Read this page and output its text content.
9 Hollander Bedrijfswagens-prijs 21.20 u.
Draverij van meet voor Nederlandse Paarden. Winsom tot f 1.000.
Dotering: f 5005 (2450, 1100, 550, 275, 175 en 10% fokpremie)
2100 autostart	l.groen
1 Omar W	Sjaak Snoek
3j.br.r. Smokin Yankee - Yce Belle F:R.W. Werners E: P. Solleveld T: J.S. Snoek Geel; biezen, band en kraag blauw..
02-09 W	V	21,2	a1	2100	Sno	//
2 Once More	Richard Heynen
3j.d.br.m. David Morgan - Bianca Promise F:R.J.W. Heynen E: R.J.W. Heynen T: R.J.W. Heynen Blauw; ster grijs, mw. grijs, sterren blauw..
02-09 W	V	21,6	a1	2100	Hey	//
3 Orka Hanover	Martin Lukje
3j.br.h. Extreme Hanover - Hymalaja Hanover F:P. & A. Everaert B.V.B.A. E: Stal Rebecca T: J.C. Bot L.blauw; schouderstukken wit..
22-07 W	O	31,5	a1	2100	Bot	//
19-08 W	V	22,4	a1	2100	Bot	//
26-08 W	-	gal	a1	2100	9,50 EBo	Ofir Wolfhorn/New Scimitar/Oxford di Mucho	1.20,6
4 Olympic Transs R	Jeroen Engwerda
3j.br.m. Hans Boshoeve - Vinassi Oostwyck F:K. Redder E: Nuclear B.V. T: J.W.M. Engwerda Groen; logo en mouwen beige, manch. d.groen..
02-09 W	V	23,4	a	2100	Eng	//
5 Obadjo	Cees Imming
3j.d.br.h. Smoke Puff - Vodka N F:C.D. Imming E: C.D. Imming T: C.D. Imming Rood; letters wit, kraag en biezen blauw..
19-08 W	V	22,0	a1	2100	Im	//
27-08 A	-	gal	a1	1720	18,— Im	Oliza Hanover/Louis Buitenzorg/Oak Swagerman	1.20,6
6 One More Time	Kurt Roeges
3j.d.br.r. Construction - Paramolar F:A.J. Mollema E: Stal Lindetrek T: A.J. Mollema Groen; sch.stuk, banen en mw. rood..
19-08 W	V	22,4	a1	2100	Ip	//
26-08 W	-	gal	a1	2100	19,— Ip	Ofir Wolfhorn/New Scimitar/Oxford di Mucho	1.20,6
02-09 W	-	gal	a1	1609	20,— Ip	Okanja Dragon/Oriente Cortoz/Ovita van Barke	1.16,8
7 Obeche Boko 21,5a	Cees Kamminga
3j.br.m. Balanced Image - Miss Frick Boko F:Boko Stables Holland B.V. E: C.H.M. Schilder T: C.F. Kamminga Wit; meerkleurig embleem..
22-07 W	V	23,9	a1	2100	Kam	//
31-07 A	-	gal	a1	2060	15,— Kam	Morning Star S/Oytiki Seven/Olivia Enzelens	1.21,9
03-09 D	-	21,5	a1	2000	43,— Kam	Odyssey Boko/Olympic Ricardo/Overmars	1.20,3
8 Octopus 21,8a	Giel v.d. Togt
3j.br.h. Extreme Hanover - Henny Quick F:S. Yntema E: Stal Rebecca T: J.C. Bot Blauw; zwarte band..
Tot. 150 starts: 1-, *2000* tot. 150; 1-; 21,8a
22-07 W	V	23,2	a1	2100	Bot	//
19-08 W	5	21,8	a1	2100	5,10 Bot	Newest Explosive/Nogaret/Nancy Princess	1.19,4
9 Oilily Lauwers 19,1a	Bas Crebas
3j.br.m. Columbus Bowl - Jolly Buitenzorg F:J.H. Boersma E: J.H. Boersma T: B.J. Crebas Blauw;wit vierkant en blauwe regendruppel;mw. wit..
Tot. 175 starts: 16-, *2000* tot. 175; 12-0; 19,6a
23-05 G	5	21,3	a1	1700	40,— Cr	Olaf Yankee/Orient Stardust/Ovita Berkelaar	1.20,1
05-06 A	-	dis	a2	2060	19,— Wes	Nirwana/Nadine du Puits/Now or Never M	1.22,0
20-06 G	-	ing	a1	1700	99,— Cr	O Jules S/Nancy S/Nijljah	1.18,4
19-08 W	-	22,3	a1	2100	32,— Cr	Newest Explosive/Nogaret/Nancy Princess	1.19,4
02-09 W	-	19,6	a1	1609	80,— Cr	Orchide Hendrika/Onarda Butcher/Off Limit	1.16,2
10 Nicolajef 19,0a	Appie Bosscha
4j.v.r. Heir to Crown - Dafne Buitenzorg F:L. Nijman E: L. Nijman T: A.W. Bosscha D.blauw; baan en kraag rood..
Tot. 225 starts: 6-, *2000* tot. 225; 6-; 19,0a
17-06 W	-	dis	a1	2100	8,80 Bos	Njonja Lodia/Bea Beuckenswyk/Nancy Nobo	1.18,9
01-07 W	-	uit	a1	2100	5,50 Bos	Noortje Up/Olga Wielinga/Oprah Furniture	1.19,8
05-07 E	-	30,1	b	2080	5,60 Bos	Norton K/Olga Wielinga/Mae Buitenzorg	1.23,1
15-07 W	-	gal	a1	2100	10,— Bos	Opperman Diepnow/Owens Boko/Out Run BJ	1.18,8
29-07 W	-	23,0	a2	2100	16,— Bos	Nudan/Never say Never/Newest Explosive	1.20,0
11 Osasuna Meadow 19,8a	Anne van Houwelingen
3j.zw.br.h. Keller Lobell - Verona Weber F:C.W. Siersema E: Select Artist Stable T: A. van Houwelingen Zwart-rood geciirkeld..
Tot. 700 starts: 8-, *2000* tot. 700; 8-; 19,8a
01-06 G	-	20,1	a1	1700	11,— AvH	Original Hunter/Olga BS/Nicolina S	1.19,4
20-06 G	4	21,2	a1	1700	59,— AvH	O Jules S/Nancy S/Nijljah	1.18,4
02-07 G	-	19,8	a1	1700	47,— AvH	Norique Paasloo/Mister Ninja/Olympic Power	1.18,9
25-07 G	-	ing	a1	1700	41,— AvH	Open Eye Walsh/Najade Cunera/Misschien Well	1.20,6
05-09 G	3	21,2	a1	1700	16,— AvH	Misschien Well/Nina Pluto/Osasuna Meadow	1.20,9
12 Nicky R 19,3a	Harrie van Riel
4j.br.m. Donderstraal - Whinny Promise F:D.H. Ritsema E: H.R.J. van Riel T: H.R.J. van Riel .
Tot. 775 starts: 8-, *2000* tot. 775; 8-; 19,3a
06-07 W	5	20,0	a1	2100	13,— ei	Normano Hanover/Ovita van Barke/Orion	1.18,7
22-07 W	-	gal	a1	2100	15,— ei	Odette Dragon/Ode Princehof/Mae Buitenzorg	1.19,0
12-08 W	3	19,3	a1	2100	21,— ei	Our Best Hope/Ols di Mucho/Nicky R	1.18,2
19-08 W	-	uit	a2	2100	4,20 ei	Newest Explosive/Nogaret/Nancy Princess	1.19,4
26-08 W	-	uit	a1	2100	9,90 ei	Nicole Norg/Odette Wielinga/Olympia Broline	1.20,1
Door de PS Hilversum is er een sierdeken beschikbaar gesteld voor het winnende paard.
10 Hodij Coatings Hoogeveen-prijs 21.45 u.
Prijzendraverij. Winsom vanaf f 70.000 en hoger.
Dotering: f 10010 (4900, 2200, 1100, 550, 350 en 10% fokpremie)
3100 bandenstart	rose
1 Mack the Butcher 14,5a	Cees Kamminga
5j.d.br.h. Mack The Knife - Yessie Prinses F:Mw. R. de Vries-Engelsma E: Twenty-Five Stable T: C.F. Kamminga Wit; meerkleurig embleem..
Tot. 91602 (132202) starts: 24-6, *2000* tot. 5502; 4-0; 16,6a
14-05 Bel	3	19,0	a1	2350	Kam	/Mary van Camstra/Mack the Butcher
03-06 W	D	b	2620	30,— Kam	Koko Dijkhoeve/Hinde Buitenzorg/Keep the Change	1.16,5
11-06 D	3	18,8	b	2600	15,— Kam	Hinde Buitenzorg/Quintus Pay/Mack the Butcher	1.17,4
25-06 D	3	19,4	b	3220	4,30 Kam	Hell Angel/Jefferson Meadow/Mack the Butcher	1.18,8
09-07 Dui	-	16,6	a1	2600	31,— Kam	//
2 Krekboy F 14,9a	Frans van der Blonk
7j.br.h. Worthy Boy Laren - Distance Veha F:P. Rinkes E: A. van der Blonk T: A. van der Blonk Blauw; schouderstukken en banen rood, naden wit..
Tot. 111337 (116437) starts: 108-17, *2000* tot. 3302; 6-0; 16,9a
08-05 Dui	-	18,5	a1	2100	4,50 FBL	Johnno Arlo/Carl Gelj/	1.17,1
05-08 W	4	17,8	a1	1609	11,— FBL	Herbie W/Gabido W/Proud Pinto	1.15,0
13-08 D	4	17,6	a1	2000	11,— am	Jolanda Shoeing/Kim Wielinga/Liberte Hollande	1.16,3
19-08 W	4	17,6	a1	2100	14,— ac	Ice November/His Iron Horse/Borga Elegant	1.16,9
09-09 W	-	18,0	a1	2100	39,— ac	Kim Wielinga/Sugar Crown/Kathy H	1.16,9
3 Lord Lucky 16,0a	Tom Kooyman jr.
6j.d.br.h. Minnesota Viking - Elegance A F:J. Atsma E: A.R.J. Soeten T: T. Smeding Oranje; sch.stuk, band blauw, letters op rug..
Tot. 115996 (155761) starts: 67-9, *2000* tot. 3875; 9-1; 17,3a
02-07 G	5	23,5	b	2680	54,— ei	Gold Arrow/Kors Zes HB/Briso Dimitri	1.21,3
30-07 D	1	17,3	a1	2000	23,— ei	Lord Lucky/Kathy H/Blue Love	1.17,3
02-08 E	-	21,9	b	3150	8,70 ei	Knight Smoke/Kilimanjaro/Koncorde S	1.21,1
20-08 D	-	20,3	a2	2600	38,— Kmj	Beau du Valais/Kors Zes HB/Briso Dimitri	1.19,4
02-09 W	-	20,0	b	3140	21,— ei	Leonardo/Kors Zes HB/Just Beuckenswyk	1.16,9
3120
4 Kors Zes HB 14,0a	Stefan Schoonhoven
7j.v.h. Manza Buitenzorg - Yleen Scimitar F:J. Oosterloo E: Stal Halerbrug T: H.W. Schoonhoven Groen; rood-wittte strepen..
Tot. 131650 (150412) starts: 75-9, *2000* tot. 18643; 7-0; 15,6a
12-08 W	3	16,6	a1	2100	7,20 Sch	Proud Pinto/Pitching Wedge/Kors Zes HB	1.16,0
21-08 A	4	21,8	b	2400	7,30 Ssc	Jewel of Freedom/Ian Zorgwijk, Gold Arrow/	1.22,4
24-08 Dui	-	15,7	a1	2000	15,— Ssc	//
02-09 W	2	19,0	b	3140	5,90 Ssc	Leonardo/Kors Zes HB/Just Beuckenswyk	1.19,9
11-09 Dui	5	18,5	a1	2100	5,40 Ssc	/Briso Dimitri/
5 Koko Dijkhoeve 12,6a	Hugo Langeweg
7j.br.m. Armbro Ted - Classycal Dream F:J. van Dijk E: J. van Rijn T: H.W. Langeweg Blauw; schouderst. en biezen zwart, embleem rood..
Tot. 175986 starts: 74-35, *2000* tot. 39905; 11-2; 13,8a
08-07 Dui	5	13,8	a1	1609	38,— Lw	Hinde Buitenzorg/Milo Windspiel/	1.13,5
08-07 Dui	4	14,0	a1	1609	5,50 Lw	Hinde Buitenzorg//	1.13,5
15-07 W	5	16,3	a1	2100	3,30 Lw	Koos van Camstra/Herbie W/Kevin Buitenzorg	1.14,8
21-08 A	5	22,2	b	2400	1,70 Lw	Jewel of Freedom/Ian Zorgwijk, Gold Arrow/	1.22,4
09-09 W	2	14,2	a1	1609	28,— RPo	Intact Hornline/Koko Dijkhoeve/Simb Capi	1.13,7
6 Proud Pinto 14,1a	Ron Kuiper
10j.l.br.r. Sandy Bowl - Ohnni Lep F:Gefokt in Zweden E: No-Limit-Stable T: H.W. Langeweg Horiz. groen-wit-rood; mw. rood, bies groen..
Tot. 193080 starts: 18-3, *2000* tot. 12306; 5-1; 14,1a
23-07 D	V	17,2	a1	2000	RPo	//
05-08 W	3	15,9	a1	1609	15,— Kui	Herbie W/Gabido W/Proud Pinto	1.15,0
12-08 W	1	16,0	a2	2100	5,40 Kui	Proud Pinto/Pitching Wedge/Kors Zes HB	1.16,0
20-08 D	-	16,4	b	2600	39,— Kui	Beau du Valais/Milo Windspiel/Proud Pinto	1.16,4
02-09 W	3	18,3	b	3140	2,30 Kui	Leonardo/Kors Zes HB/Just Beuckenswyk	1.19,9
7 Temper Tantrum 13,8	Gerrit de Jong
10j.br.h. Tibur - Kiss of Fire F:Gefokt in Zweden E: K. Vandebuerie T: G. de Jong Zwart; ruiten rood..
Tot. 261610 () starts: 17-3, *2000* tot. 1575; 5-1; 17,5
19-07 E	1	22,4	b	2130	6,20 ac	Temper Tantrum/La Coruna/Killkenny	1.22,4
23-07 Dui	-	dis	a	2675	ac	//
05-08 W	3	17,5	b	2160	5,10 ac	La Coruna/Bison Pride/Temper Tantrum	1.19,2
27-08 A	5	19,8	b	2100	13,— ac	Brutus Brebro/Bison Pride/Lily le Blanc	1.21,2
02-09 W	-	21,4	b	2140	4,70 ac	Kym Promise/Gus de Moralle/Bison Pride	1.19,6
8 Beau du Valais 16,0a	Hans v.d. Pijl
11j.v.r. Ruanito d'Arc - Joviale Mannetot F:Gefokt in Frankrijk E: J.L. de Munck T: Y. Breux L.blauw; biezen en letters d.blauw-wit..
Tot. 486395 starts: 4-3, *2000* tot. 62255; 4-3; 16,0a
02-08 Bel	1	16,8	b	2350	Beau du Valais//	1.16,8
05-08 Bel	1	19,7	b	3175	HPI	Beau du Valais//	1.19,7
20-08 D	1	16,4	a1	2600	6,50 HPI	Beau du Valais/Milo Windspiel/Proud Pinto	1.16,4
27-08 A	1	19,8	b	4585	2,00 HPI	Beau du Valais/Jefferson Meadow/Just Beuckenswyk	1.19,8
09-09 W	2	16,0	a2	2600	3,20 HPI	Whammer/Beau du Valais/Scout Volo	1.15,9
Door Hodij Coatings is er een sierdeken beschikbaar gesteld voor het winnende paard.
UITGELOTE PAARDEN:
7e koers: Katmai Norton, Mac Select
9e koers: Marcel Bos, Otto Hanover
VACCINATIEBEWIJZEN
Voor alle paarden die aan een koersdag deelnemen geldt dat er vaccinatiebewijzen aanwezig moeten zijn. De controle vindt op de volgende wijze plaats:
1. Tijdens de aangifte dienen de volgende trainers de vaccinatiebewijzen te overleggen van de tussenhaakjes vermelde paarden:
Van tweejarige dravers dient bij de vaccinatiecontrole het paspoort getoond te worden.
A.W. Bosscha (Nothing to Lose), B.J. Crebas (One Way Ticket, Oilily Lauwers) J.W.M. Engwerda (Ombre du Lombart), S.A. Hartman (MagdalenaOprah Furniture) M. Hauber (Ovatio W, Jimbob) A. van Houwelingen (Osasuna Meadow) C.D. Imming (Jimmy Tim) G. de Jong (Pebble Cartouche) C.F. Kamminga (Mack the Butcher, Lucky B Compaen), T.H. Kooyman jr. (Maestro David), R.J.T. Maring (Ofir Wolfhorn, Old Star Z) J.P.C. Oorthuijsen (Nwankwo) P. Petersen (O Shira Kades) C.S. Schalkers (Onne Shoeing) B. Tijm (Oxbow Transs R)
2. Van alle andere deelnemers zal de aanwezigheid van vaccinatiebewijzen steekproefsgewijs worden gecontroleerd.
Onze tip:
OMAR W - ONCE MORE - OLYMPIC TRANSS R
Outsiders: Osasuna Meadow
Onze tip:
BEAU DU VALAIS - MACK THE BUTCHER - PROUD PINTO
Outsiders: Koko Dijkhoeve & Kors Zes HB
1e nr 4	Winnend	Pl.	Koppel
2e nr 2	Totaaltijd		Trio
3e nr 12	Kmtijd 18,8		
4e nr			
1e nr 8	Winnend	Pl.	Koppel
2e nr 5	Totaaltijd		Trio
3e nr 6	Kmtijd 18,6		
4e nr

· · ·

Where does the word "beschikbaar" appear in the listing? List each line that holds it.

● Task result
Door de PS Hilversum is er een sierdeken beschikbaar gesteld voor het winnende paard.
Door Hodij Coatings is er een sierdeken beschikbaar gesteld voor het winnende paard.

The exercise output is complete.